For the records below, give the count of lines holding the word "complemento" and nothing more.

>> BEGIN

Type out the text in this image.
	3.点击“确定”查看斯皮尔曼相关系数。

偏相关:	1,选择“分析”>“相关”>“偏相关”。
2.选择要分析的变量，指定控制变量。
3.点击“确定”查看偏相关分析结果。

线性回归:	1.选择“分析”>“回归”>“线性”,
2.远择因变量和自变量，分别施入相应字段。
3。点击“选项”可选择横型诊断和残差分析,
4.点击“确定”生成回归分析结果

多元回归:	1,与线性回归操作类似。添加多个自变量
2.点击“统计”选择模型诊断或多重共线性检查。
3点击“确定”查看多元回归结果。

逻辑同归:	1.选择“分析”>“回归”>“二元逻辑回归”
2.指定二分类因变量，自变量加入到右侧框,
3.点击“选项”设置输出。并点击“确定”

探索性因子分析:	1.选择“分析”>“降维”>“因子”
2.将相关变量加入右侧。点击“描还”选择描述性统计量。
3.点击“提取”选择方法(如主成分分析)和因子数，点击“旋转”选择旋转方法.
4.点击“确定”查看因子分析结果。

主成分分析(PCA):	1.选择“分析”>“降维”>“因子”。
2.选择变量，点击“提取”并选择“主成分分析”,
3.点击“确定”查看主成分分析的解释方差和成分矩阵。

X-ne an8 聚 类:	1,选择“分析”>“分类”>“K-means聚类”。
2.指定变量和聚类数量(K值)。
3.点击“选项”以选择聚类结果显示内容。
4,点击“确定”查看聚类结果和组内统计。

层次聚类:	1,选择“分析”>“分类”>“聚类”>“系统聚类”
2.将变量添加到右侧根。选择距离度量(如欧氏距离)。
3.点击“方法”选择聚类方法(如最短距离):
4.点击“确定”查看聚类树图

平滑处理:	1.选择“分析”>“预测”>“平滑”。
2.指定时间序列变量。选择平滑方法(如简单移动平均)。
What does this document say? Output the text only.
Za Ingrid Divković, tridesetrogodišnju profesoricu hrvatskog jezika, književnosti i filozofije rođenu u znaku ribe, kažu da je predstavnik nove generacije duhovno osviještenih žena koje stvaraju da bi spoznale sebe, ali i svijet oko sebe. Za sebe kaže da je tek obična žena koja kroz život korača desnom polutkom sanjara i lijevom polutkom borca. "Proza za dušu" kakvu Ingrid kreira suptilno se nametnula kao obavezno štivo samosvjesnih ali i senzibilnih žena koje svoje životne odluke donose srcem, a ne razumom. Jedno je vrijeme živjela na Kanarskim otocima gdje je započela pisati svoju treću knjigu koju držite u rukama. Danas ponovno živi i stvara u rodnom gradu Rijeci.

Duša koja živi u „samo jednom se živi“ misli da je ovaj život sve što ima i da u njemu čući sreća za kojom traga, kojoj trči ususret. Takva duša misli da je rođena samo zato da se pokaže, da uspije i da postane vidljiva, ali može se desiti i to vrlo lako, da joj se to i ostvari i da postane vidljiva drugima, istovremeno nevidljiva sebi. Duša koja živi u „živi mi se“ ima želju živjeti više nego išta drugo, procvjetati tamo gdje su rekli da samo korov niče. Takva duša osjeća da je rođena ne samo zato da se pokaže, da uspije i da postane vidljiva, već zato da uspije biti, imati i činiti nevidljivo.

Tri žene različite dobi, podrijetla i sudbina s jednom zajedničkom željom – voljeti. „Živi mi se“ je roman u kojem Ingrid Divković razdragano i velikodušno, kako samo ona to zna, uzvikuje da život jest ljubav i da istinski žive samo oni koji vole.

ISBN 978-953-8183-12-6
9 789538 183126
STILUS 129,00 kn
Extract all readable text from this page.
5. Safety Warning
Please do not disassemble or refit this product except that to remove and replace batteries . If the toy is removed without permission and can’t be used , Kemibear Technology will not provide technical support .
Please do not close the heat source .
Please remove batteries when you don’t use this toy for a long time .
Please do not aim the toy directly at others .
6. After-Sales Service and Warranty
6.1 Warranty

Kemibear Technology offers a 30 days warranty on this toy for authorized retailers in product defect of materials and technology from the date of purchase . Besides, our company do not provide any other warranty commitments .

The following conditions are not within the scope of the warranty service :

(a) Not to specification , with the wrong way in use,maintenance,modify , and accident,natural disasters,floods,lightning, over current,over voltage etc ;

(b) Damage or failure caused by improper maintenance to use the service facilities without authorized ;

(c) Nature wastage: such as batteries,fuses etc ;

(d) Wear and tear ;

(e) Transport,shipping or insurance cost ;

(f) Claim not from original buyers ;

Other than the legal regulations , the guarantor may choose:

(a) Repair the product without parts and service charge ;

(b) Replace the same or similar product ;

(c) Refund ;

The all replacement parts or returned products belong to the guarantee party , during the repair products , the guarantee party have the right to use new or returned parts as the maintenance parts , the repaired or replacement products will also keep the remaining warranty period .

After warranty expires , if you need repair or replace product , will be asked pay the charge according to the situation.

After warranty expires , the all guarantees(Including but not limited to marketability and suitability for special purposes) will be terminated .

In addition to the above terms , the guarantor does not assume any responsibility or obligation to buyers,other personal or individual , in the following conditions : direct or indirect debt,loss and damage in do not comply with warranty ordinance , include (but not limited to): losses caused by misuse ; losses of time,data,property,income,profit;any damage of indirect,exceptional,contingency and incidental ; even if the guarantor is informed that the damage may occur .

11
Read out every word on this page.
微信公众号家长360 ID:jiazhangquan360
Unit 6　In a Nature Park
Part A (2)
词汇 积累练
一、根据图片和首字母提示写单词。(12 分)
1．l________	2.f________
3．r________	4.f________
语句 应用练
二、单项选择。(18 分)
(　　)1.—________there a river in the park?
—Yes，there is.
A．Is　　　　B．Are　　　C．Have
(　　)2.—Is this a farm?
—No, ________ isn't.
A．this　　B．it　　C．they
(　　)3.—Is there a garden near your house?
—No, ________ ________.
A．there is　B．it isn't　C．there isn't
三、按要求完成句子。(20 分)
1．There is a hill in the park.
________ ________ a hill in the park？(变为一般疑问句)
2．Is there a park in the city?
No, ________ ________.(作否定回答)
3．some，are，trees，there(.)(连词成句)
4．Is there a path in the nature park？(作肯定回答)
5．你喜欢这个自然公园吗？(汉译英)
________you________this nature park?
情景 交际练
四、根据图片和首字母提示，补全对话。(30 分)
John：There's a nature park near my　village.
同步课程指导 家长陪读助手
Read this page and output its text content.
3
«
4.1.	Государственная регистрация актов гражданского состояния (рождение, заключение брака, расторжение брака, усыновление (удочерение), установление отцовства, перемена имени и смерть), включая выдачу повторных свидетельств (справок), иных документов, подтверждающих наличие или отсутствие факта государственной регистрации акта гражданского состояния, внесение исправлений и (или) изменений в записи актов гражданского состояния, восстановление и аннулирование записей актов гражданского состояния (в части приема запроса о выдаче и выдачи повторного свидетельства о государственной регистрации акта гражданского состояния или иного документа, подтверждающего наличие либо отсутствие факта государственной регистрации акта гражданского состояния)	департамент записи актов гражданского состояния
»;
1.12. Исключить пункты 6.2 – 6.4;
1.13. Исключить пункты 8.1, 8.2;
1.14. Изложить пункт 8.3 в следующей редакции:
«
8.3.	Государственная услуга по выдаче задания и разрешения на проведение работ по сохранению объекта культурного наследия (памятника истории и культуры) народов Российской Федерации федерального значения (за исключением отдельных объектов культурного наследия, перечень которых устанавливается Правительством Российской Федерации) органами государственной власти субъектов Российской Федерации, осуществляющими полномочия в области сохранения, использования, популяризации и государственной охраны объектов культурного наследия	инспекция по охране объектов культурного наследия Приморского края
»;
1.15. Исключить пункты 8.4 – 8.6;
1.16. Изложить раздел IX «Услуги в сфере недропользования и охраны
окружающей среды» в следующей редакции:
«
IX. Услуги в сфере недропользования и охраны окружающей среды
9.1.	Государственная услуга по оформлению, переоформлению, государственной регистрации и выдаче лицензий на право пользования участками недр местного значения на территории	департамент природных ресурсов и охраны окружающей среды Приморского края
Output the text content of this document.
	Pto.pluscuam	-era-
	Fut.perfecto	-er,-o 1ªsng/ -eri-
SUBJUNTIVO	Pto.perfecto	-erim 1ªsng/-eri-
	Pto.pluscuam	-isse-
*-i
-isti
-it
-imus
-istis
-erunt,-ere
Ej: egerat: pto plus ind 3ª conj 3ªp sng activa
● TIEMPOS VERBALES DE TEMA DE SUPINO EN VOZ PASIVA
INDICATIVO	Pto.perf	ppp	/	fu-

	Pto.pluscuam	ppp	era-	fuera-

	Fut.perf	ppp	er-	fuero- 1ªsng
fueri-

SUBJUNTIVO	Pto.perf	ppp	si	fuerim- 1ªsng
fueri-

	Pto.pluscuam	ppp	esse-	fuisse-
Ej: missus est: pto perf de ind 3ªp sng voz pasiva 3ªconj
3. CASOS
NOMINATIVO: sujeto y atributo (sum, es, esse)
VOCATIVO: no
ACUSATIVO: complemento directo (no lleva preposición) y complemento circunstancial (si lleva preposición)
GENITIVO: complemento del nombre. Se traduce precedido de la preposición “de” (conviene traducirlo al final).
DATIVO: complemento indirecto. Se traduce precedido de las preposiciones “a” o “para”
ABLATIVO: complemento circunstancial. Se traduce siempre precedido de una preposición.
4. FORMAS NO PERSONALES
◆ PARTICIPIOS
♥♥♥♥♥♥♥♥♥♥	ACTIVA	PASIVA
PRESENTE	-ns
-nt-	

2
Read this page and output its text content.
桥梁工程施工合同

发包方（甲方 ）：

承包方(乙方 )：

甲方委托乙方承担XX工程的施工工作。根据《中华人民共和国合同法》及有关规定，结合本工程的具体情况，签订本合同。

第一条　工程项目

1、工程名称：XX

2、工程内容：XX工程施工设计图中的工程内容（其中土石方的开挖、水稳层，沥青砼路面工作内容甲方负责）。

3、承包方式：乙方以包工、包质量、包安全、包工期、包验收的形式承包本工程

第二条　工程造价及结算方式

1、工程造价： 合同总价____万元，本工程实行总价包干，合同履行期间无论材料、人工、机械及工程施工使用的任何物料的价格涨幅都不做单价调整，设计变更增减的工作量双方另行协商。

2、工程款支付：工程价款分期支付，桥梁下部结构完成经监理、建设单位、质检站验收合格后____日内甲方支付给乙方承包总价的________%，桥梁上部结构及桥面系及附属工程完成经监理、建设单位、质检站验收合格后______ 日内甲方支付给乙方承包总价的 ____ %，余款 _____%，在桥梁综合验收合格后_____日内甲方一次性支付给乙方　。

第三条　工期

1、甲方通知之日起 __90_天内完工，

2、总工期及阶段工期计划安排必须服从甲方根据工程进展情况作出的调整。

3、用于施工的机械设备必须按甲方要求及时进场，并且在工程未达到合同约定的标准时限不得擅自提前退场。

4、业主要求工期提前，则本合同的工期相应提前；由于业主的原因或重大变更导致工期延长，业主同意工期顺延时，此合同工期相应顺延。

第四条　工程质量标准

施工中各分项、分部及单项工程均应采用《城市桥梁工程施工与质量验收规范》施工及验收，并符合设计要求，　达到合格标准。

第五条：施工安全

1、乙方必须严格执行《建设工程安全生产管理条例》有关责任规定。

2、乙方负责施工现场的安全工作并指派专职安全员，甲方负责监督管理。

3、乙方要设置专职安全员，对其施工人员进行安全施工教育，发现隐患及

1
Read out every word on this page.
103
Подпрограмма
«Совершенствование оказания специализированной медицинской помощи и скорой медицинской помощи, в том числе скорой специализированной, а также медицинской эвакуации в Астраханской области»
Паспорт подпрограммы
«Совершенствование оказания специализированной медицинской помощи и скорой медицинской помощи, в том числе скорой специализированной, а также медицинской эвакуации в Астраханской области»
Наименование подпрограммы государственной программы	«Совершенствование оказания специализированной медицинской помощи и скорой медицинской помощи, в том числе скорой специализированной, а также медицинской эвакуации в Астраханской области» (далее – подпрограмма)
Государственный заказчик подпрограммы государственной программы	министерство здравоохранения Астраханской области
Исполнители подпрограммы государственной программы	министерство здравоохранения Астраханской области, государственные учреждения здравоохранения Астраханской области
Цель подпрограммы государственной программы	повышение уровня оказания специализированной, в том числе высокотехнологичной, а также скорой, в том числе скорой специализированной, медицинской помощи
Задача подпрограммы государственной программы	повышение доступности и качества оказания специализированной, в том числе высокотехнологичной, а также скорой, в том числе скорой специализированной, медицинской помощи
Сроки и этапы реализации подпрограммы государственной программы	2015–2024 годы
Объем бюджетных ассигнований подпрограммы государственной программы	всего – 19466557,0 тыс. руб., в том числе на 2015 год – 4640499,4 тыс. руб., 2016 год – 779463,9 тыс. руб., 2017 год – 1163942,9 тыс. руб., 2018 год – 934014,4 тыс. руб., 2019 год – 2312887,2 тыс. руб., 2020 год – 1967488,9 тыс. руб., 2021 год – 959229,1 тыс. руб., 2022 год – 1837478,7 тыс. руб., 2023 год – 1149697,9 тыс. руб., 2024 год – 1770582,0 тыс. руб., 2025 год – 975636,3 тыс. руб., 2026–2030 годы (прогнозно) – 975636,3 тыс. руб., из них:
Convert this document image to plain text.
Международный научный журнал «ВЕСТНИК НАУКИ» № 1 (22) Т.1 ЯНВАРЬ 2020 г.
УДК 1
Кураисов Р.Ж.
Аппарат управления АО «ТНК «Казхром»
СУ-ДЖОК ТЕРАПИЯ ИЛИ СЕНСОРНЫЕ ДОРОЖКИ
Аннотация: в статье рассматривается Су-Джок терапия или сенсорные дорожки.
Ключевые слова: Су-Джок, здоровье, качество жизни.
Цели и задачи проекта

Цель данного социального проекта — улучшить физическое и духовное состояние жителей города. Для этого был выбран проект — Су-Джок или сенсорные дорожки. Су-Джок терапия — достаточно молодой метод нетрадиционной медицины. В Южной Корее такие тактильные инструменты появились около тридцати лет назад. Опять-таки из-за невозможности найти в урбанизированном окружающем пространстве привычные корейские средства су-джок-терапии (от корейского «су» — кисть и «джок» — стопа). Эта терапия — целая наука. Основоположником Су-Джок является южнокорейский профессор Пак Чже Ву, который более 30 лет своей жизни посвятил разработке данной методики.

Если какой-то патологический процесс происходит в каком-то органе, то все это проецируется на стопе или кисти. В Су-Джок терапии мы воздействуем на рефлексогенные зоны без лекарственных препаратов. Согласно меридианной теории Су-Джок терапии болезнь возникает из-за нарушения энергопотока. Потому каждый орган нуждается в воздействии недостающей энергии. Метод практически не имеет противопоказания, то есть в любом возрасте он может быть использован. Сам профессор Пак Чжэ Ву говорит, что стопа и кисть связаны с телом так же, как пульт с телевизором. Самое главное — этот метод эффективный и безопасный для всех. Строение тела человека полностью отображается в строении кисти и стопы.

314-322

>> END

### WRITTEN RESPONSE
4